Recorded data
[Start]

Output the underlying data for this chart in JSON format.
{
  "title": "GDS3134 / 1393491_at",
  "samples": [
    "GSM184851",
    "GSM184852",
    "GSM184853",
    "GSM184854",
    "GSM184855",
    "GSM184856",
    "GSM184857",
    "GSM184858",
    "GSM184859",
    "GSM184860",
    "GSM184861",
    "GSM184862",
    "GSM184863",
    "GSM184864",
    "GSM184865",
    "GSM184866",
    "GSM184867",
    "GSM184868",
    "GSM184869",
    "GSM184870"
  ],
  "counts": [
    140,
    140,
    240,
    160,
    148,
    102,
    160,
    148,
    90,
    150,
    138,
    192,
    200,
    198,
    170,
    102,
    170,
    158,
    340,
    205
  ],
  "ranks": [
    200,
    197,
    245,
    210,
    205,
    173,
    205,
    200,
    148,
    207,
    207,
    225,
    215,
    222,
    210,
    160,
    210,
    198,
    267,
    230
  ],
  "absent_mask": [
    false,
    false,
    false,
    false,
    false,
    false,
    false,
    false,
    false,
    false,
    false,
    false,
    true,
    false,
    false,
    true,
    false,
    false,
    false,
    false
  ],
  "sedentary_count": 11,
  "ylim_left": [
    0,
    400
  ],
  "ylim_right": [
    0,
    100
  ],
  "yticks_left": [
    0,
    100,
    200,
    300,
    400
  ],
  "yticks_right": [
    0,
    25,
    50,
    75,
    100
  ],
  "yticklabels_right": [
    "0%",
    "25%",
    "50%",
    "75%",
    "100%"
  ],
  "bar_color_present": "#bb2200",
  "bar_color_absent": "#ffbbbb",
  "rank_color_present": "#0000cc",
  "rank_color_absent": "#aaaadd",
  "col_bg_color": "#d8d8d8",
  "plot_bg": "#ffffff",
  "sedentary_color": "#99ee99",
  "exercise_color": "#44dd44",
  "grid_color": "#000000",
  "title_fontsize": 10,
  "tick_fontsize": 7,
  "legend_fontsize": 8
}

[End]

Repeat the data precisely, line by line.

Output the underlying data for this chart in JSON format.
{
  "title": "GDS3134 / 1393491_at",
  "samples": [
    "GSM184851",
    "GSM184852",
    "GSM184853",
    "GSM184854",
    "GSM184855",
    "GSM184856",
    "GSM184857",
    "GSM184858",
    "GSM184859",
    "GSM184860",
    "GSM184861",
    "GSM184862",
    "GSM184863",
    "GSM184864",
    "GSM184865",
    "GSM184866",
    "GSM184867",
    "GSM184868",
    "GSM184869",
    "GSM184870"
  ],
  "counts": [
    140,
    140,
    240,
    160,
    148,
    102,
    160,
    148,
    90,
    150,
    138,
    192,
    200,
    198,
    170,
    102,
    170,
    158,
    340,
    205
  ],
  "ranks": [
    200,
    197,
    245,
    210,
    205,
    173,
    205,
    200,
    148,
    207,
    207,
    225,
    215,
    222,
    210,
    160,
    210,
    198,
    267,
    230
  ],
  "absent_mask": [
    false,
    false,
    false,
    false,
    false,
    false,
    false,
    false,
    false,
    false,
    false,
    false,
    true,
    false,
    false,
    true,
    false,
    false,
    false,
    false
  ],
  "sedentary_count": 11,
  "ylim_left": [
    0,
    400
  ],
  "ylim_right": [
    0,
    100
  ],
  "yticks_left": [
    0,
    100,
    200,
    300,
    400
  ],
  "yticks_right": [
    0,
    25,
    50,
    75,
    100
  ],
  "yticklabels_right": [
    "0%",
    "25%",
    "50%",
    "75%",
    "100%"
  ],
  "bar_color_present": "#bb2200",
  "bar_color_absent": "#ffbbbb",
  "rank_color_present": "#0000cc",
  "rank_color_absent": "#aaaadd",
  "col_bg_color": "#d8d8d8",
  "plot_bg": "#ffffff",
  "sedentary_color": "#99ee99",
  "exercise_color": "#44dd44",
  "grid_color": "#000000",
  "title_fontsize": 10,
  "tick_fontsize": 7,
  "legend_fontsize": 8
}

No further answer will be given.